** Extracted text **
--- Begin ---

Humility is everybody’s favorite virtue. . . for everybody else.  Everywhere we go, we are struck by how highly everyone else thinks of their own thoughts and conclusions.  My elders are stuck in the past, but they’re so sure of themselves that they don’t realize it!  My friend thinks they’ve got it all figured out, and they keep on telling me how I need to do my business!  My spouse thinks they’re God’s gift to marriage!  And so on.

Of course, something else is lurking underneath all this, and it becomes clearer once we focus on our solution to all these perceived problems.  How can the elders become savvier?  By listening to me.  How can my friend become less overbearing?  By acknowledging that I understand things better than they do.  How can my spouse stop being so arrogant?  By admitting that I am the truly wonderful partner in the marriage.

That reveals a pride problem, all right.  However, it’s probably not the pride problem that we think it is.  If we are honest, to our lists of all those we think are arrogant, we probably should add our own.

--- End ---

** What is asked **
(1) Set down the passage on humility word for word, starting with "Humility is everybody’s" and going on through "in the marriage.".
(2) Do the following statements agree with the passage on humility? Answer yes or no for each, quoting the words that decide it. (a) The pride problem revealed is probably the one we think it is. (b) The supposed fix for an overbearing friend is for that friend to acknowledge that the speaker understands things better. (c) The speaker's spouse is described as thinking they are God's gift to marriage.

** Raw data **
--- Begin ---

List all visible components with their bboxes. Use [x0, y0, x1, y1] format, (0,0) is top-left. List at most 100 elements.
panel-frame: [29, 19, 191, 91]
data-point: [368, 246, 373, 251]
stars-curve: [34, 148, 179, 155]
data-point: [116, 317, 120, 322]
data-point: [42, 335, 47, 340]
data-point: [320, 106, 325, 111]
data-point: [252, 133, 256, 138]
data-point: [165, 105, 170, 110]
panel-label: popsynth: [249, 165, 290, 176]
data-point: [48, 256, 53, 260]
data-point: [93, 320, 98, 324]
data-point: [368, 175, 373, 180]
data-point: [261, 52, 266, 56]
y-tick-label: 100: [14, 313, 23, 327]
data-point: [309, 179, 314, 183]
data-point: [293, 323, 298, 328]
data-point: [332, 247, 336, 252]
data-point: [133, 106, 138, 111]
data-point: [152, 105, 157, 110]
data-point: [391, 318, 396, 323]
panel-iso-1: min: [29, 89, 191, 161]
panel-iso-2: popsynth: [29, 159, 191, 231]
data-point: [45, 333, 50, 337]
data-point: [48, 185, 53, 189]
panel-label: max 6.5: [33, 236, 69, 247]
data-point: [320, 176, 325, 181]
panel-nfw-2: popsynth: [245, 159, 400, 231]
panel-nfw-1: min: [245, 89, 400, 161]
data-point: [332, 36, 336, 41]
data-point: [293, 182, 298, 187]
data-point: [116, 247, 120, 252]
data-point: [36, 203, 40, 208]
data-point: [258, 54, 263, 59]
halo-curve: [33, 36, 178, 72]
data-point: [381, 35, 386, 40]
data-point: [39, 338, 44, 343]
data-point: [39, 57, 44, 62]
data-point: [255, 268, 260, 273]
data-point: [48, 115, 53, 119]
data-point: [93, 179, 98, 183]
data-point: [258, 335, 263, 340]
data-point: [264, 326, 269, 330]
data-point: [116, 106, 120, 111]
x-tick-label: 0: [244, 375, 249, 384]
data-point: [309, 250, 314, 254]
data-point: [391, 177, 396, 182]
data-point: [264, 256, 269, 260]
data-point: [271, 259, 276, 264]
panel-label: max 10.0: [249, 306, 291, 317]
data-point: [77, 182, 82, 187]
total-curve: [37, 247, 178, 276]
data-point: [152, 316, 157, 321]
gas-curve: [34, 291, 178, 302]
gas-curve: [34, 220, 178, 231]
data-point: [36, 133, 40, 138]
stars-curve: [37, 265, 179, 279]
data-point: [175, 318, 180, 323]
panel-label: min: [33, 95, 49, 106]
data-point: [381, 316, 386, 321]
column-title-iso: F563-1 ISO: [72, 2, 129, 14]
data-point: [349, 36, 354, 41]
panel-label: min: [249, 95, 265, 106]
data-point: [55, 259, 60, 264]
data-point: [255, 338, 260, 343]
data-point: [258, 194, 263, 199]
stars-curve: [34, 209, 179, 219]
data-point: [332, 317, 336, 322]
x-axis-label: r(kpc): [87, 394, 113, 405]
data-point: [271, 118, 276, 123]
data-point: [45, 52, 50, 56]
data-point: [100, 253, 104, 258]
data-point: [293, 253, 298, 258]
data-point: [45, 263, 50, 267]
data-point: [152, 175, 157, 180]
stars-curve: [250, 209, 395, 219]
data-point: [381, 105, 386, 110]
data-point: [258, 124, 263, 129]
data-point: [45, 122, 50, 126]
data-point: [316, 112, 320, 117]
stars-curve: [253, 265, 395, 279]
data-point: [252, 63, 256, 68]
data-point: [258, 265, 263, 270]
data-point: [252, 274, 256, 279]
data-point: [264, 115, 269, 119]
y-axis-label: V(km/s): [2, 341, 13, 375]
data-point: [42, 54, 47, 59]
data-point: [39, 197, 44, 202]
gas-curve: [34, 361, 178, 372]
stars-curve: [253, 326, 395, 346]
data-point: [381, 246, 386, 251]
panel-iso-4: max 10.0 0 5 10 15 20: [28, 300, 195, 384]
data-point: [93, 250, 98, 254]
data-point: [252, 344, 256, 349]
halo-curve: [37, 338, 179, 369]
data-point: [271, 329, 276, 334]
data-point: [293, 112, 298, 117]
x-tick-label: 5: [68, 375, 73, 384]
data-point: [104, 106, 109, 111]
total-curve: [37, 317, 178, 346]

--- End ---

** Correct answers **
(1)
Humility is everybody’s favorite virtue. . . for everybody else.  Everywhere we go, we are struck by how highly everyone else thinks of their own thoughts and conclusions.  My elders are stuck in the past, but they’re so sure of themselves that they don’t realize it!  My friend thinks they’ve got it all figured out, and they keep on telling me how I need to do my business!  My spouse thinks they’re God’s gift to marriage!  And so on.

Of course, something else is lurking underneath all this, and it becomes clearer once we focus on our solution to all these perceived problems.  How can the elders become savvier?  By listening to me.  How can my friend become less overbearing?  By acknowledging that I understand things better than they do.  How can my spouse stop being so arrogant?  By admitting that I am the truly wonderful partner in the marriage.

(2)
(a) No: "it’s probably not the pride problem that we think it is."
(b) Yes: "By acknowledging that I understand things better than they do."
(c) Yes: "My spouse thinks they’re God’s gift to marriage!"